#### [REQUEST]
Give back a single number, the count of lines containing the word "title".

#### [ROWS]
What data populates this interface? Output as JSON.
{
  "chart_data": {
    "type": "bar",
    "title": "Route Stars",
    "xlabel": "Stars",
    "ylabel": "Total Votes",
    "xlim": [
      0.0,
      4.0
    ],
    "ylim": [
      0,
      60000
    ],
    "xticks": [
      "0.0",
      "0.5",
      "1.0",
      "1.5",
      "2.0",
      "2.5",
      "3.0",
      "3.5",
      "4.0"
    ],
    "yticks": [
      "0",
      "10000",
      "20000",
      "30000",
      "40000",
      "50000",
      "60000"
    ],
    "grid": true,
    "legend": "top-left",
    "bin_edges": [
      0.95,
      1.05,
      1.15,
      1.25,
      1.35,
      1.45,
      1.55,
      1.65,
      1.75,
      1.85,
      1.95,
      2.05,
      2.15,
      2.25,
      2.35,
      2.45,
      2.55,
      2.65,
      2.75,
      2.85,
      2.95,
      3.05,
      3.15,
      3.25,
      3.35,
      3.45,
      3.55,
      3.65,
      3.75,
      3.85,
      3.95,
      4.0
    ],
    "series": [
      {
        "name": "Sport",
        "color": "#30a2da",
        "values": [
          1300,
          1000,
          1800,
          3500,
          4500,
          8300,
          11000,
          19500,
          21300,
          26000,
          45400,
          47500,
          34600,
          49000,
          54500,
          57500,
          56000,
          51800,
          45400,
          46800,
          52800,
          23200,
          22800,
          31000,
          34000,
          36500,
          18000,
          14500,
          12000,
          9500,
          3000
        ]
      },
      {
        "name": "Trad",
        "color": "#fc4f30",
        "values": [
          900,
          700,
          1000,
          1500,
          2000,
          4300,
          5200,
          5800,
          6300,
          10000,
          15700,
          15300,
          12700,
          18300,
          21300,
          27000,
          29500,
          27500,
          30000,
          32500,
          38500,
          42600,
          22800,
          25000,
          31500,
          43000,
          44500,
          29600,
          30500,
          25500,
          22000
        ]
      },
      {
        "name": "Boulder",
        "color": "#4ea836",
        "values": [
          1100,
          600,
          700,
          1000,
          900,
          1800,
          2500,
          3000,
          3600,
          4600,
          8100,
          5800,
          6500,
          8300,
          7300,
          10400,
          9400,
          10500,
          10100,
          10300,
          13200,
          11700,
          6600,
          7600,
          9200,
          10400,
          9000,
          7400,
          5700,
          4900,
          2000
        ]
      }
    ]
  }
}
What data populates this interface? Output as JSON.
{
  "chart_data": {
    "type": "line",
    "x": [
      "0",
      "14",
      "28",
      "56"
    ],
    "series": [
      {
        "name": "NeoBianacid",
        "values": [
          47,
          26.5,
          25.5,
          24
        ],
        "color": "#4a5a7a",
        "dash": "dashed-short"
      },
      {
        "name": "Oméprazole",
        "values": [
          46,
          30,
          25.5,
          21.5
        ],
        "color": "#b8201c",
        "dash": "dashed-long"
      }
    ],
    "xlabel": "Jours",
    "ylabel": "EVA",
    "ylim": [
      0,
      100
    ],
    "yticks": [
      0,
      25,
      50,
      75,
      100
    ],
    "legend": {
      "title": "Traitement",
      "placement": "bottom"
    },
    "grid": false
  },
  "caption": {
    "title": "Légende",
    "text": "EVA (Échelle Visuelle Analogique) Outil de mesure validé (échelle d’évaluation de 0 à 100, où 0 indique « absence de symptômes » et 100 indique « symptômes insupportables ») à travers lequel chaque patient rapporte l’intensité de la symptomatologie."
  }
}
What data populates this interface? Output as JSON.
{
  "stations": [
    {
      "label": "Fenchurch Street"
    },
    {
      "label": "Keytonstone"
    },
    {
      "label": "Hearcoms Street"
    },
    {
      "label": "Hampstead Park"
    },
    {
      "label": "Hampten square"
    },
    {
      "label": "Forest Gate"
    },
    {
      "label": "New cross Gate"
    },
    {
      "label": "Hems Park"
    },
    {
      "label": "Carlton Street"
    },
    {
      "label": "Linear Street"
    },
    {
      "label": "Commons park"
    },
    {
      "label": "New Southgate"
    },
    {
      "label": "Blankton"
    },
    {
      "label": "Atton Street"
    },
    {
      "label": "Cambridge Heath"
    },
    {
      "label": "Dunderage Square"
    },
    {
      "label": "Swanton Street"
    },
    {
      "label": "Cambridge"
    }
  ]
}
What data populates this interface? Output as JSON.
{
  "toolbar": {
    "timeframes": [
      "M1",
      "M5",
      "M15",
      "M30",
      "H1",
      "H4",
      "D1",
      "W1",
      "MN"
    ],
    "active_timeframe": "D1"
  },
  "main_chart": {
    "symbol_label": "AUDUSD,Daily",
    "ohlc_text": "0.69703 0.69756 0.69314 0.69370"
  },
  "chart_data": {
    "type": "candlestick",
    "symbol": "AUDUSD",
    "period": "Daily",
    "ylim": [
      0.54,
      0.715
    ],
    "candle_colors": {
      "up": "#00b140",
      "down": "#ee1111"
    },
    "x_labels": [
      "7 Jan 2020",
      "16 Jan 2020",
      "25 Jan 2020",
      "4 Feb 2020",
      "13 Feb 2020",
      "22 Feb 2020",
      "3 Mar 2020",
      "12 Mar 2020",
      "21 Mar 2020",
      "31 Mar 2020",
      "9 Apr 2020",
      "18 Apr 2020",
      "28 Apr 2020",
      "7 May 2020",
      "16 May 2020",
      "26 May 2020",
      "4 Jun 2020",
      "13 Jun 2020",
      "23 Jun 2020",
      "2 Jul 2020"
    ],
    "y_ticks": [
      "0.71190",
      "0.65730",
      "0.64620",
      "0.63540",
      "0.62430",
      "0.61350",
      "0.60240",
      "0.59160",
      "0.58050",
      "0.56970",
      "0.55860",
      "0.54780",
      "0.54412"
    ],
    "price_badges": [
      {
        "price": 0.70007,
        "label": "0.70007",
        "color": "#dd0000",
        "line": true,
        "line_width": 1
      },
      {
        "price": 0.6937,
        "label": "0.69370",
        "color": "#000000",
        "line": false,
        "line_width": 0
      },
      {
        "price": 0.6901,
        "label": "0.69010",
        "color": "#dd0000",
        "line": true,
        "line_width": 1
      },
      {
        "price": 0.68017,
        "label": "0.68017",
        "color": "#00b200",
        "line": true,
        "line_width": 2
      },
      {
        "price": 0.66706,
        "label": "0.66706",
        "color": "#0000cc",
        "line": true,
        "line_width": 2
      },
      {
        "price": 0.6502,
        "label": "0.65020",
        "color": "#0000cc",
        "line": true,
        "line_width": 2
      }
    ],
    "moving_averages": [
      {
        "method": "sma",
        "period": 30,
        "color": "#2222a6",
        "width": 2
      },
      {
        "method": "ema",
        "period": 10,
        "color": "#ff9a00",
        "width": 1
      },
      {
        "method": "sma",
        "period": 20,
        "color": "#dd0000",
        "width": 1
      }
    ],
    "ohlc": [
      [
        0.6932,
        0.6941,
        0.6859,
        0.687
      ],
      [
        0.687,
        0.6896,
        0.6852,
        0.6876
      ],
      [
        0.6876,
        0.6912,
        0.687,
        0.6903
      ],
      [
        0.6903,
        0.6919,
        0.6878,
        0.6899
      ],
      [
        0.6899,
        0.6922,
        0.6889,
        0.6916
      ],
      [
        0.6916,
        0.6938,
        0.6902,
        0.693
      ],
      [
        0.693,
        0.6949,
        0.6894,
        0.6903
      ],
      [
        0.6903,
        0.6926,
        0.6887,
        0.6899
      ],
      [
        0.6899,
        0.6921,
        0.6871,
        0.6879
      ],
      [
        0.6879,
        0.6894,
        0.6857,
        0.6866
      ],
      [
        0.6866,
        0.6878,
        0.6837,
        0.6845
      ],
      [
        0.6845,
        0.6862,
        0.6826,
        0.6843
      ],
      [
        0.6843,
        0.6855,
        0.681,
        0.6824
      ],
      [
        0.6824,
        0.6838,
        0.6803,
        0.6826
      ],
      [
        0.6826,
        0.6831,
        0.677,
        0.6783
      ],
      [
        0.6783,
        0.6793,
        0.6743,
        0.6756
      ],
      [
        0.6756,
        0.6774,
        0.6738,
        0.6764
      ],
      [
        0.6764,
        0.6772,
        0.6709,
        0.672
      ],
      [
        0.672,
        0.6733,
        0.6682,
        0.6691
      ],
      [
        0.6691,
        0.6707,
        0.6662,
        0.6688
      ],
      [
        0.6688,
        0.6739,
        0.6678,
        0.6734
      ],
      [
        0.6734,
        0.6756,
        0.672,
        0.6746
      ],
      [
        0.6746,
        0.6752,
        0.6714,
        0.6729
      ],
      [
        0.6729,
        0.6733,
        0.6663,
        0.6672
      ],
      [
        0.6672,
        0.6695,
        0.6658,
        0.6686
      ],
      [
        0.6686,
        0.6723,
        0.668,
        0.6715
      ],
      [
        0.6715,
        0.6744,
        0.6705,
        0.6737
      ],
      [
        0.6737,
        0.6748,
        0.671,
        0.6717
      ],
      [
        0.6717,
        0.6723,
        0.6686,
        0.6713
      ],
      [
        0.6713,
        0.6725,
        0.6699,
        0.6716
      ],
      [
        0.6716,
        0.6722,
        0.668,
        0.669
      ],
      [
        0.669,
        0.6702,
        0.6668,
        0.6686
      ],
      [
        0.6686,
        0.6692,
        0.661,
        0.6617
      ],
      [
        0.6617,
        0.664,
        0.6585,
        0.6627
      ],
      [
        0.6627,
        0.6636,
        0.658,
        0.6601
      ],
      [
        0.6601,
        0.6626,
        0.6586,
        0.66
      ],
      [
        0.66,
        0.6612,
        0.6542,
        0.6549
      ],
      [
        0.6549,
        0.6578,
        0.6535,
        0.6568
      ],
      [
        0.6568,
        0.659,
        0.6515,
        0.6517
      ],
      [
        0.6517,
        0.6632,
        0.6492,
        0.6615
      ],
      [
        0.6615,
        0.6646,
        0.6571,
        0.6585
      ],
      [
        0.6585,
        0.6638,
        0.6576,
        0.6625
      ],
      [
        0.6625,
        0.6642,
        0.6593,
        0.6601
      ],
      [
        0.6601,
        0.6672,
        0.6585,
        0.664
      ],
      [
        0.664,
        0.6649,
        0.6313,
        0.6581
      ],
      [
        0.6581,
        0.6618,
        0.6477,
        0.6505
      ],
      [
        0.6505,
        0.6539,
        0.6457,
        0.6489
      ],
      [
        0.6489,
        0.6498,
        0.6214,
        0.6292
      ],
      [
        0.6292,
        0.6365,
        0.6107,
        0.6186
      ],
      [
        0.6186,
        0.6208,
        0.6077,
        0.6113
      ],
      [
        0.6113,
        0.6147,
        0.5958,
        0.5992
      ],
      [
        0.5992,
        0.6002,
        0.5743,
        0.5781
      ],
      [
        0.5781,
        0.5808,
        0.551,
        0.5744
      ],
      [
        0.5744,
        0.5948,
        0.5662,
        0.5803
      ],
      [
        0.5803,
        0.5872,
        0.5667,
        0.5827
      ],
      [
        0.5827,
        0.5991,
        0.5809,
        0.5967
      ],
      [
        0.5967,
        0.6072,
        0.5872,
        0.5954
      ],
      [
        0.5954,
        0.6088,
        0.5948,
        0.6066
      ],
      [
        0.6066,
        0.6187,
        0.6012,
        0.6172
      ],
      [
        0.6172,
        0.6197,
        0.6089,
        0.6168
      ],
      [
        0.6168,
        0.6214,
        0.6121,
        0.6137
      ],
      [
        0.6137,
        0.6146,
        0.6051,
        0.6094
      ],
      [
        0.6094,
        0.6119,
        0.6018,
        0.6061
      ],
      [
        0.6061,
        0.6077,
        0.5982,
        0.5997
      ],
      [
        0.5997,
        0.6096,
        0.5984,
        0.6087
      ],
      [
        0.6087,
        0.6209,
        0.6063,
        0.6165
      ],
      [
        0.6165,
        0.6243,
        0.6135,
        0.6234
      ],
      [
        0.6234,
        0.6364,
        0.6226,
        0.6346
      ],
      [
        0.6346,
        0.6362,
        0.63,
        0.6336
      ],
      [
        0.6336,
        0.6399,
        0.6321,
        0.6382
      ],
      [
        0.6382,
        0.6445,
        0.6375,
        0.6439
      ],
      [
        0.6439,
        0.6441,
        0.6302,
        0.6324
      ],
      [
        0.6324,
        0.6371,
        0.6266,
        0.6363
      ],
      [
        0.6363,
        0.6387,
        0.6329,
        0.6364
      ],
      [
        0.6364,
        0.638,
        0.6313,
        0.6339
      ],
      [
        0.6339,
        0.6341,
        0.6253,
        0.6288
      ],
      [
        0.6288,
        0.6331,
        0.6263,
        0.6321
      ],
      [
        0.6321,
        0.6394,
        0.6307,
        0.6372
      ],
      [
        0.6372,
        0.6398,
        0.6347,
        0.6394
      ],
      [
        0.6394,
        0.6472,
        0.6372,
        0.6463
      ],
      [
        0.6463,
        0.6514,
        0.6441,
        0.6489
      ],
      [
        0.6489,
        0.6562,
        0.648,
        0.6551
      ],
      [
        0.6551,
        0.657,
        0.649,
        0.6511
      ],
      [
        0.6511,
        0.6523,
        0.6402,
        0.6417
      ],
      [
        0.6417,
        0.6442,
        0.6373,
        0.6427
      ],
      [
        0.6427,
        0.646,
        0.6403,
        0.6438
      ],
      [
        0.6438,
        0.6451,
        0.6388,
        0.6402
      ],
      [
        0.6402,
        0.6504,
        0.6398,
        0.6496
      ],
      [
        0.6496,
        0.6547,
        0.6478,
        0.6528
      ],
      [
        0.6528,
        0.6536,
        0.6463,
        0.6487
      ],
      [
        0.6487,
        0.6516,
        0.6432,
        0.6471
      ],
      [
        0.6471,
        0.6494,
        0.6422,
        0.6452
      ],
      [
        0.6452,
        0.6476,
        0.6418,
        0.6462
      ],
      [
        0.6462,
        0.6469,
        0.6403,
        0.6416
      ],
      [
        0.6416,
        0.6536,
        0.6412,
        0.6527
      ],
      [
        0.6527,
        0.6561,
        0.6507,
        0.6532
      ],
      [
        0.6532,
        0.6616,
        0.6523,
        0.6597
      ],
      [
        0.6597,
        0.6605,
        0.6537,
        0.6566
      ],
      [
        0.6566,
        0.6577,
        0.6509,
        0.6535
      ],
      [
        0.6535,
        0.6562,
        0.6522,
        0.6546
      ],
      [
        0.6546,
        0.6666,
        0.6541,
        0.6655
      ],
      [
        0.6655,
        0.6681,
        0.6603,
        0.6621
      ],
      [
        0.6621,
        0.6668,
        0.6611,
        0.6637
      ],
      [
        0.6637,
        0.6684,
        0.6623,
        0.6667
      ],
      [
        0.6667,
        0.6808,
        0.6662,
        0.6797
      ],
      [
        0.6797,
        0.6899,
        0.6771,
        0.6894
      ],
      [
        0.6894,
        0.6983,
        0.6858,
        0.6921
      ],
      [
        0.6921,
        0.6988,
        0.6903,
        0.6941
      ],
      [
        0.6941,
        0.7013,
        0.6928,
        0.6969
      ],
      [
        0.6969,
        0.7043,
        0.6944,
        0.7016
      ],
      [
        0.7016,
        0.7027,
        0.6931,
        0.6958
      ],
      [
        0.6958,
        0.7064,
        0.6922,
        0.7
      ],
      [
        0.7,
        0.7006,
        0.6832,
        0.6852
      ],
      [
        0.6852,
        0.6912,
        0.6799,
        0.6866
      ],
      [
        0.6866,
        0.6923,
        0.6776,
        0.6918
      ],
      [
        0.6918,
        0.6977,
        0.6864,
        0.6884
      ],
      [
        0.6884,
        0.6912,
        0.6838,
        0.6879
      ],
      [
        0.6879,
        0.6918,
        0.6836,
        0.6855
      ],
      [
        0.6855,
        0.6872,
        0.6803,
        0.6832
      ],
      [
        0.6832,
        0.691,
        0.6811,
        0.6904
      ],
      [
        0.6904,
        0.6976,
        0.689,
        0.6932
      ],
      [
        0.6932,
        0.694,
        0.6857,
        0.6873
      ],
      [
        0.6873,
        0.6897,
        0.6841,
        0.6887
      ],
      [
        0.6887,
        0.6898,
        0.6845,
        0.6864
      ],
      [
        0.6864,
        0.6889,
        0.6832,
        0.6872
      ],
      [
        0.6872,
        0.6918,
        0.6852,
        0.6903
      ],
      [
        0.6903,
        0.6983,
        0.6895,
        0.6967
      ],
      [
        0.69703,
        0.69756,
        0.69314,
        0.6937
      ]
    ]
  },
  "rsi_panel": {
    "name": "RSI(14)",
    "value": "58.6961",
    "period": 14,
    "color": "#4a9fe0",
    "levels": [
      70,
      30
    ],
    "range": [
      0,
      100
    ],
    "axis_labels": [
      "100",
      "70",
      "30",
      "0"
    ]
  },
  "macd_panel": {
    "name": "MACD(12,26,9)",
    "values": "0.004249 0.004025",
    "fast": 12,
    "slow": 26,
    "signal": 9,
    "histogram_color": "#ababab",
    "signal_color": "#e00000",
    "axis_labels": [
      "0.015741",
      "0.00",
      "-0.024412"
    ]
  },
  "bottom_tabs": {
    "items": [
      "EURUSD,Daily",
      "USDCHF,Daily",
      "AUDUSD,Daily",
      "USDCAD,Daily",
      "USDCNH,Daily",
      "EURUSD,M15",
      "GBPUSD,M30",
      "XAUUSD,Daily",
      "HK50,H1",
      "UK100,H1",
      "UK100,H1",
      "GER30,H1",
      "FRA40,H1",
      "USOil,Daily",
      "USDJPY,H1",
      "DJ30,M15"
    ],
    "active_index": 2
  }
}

#### [TASK RESPONSE]
3